• SUPPLIED PASSAGE:
Sometimes better hardware its not synonym for better performance.
I hope this help you
This is my first time learning about Oracle's Orion tool. I will not be able to quiesce a production database as it recommends, but I can do that in our test environment. There is no mention of Orion in the 10gR2 Performance Tuning Guide, so I will not be able to compare the two systems. Everything but the data changed in the 10gR2 to 11gR2 upgrade. The machine that has the 10gR2 software on it does not have the 11gR2 software, and vice versa.
I am still looking for a white paper on arranging Oracle files on XIV, if anyone knows of such a thing.
Separating out indices for performance is a myth relegated to the dustbin long ago. Placing redo on a disk fighting with index tablespaces seems a particularly bad idea. From whence do these recommendations come?
http://www-01.ibm.com/support/docview.wss?uid=tss1wp101586&aid=1 shows how someone has provisioned the device, but it doesn't have much about performance. It has one comment about being able to have multiple paths to the device, which is correct as far as it goes. What seems to be missing is smarts about how Oracle accesses storage. Your mileage may vary, but on my systems I've noticed for data tablespaces, undo gets the most usage. Redo and archiving are by nature more sequentially oriented than the random access of normal data files, so one would normally want to isolate them out, and for each type of access, spreading out the number of disk requests. As Mike noted, there is some relation between number of spindles and performance. This isn't the whole story, of course, as everything is highly impacted by how much cache is available at each step of the way from Oracle to rust (which is why modern RAID-5 isn't the total death sentence the BAARF crowd once would have us believe, at least as long as it is not in degraded mode).
How all this relates to your new device, I couldn't say, but it might be a question to ask of your IBM technical people. You might also want to see exactly how long it takes to update tablespace headers and controlfiles under load, and how long are redo acknowledgement waits. It is likely there is some contention among your data files and redo, but don't guess, measure.
I am guessing the waits have to do with the online redo logs and datafiles being in the same file system, but I am not sure that is the cause.
What do your AWR reports show? Post the relevant stats from a recent AWR and the time frame the report covers.
Thanks, JGarry. In that IBM document all datafiles, control files, and online redo logs were placed in the same file system. Probably a bad idea, as I am finding out. Yes, taking a disciplined approach to this evaluation is the right thing to do. Fortunately, this new hardware is so powerful the users do not notice what I see happening.

• WHAT THIS TASK INVOLVES: Name every kind of file that, according to the forum thread about Oracle on XIV storage, the IBM document placed in the same file system.

• EXTRACTED MATERIAL:
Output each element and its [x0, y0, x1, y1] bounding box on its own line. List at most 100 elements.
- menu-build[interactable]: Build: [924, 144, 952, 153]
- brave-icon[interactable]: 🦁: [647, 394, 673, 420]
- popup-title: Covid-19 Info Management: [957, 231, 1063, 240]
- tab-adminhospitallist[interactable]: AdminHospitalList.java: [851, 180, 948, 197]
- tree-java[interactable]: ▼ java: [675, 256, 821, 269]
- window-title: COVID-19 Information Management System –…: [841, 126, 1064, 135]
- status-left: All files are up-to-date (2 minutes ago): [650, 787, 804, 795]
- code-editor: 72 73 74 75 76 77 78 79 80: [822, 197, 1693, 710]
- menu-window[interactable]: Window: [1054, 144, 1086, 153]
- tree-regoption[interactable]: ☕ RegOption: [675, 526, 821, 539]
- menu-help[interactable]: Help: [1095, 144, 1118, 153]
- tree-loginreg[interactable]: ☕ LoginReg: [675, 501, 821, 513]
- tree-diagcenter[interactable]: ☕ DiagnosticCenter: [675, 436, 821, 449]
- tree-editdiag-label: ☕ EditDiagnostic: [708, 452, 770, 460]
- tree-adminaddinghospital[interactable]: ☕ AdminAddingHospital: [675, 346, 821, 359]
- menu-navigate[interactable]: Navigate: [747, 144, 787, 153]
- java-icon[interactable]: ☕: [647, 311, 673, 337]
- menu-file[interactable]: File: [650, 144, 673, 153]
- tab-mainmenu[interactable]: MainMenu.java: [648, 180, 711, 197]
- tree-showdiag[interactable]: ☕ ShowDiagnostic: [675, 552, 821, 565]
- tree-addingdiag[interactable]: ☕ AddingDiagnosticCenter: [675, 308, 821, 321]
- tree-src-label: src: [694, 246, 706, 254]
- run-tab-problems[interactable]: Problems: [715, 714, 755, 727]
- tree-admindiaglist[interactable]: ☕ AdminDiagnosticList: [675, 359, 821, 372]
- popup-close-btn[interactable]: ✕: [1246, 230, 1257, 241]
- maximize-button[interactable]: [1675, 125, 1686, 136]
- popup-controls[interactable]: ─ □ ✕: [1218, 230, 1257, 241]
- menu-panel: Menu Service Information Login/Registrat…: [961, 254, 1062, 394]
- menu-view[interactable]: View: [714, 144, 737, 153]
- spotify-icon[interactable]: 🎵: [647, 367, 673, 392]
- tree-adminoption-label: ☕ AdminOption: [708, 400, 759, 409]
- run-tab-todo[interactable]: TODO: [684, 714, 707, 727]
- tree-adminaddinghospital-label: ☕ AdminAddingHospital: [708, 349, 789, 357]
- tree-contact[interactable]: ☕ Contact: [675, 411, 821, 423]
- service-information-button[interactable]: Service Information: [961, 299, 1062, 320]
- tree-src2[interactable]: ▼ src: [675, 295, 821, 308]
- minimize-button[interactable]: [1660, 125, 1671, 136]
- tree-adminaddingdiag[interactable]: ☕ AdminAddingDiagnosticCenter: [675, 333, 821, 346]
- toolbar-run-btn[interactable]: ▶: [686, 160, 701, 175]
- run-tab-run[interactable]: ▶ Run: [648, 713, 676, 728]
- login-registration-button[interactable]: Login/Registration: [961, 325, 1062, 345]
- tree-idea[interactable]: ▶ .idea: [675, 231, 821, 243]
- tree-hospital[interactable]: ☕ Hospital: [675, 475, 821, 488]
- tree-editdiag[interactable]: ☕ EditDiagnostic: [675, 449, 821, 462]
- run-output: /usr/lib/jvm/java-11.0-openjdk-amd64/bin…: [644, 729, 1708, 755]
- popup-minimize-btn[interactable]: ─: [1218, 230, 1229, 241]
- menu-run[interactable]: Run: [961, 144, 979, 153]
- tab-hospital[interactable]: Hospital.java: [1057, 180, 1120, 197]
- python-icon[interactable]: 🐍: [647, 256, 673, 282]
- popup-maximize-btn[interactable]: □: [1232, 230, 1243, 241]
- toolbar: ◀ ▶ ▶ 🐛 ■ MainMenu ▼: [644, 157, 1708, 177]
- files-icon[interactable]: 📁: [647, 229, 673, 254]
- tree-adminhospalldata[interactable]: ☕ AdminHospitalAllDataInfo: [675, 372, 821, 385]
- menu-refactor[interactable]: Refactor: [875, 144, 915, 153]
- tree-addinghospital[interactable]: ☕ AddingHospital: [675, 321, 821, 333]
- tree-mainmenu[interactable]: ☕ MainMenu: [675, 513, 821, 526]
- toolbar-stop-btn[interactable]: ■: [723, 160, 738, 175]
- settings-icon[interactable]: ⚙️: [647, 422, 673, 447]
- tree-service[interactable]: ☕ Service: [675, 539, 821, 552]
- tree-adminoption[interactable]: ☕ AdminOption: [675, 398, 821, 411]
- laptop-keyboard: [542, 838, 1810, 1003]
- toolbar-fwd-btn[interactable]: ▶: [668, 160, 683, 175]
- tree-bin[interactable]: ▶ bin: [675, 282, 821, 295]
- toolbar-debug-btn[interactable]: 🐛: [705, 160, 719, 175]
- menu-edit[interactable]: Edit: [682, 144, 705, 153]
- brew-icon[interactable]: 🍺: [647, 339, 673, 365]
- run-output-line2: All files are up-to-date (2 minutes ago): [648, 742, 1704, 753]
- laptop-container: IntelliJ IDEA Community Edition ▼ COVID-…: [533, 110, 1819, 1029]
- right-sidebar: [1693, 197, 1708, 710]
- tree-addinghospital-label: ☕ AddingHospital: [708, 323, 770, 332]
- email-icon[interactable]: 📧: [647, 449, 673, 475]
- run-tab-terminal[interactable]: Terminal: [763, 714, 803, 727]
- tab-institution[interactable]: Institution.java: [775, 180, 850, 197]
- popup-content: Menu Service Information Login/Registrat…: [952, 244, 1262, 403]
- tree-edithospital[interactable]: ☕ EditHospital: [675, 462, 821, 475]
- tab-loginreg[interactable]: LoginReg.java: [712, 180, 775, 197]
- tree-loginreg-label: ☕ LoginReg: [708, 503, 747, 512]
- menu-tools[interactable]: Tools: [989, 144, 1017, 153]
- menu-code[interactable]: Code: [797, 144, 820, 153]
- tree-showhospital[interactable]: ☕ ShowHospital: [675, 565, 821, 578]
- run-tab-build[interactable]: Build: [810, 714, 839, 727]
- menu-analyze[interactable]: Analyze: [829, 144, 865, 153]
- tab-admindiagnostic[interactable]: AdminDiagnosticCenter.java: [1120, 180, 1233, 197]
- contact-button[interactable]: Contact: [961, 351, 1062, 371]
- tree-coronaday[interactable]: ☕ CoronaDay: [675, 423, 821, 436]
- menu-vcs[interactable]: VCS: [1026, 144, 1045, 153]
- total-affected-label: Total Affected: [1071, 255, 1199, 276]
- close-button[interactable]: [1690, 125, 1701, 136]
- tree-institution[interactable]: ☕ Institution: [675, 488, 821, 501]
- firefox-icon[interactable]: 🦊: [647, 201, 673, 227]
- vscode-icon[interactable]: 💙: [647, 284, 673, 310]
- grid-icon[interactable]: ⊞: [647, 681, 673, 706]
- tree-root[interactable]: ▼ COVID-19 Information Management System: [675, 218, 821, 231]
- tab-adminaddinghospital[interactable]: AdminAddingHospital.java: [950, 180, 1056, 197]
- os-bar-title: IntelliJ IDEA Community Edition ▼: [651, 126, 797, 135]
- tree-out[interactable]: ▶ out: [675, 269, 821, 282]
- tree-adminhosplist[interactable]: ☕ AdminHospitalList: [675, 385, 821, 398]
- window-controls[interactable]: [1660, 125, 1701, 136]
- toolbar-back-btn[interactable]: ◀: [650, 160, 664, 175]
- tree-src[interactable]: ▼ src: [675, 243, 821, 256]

• RESULT FOR THIS EXERCISE: Datafiles, control files, and online redo logs.